== Provided records

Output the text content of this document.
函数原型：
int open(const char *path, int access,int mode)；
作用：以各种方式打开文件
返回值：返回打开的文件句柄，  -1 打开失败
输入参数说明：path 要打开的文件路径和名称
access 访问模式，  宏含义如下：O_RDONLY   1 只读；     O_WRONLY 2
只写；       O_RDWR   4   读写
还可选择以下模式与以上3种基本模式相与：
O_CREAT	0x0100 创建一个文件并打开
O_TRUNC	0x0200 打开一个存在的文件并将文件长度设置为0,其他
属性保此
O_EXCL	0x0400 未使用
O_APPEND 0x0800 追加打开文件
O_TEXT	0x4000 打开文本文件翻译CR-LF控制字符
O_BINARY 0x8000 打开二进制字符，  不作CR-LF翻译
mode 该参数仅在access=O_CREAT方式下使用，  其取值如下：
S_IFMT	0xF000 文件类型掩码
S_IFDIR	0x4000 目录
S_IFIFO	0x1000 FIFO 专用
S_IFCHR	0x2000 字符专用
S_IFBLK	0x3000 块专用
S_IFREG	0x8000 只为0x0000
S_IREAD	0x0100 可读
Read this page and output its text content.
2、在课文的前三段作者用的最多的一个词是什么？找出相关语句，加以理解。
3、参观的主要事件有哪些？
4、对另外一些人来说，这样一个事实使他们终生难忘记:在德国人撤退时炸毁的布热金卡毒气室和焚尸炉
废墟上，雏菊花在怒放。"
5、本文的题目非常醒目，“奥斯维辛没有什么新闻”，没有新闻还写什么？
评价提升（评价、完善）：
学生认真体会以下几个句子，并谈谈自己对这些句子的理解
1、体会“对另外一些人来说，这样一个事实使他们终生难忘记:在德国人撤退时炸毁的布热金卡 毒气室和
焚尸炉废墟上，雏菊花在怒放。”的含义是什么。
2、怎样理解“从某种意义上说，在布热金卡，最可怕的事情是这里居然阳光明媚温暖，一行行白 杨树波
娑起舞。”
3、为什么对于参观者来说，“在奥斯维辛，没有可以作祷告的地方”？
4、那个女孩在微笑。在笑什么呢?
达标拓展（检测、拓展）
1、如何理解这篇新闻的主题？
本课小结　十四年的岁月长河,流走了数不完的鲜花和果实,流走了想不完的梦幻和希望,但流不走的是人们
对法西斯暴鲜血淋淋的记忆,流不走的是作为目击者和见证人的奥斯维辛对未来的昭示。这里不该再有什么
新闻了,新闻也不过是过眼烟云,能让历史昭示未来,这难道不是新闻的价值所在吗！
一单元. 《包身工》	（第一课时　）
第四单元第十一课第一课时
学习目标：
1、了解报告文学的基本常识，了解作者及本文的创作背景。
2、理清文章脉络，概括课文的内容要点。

====

> _Prompt_
Starting with the line that contains "Read this page and output its text content.", write out each line through the end of the listing, exactly as it appears, and include nothing else.

> _Reply to the exercise_
Read this page and output its text content.
2、在课文的前三段作者用的最多的一个词是什么？找出相关语句，加以理解。
3、参观的主要事件有哪些？
4、对另外一些人来说，这样一个事实使他们终生难忘记:在德国人撤退时炸毁的布热金卡毒气室和焚尸炉
废墟上，雏菊花在怒放。"
5、本文的题目非常醒目，“奥斯维辛没有什么新闻”，没有新闻还写什么？
评价提升（评价、完善）：
学生认真体会以下几个句子，并谈谈自己对这些句子的理解
1、体会“对另外一些人来说，这样一个事实使他们终生难忘记:在德国人撤退时炸毁的布热金卡 毒气室和
焚尸炉废墟上，雏菊花在怒放。”的含义是什么。
2、怎样理解“从某种意义上说，在布热金卡，最可怕的事情是这里居然阳光明媚温暖，一行行白 杨树波
娑起舞。”
3、为什么对于参观者来说，“在奥斯维辛，没有可以作祷告的地方”？
4、那个女孩在微笑。在笑什么呢?
达标拓展（检测、拓展）
1、如何理解这篇新闻的主题？
本课小结　十四年的岁月长河,流走了数不完的鲜花和果实,流走了想不完的梦幻和希望,但流不走的是人们
对法西斯暴鲜血淋淋的记忆,流不走的是作为目击者和见证人的奥斯维辛对未来的昭示。这里不该再有什么
新闻了,新闻也不过是过眼烟云,能让历史昭示未来,这难道不是新闻的价值所在吗！
一单元. 《包身工》	（第一课时　）
第四单元第十一课第一课时
学习目标：
1、了解报告文学的基本常识，了解作者及本文的创作背景。
2、理清文章脉络，概括课文的内容要点。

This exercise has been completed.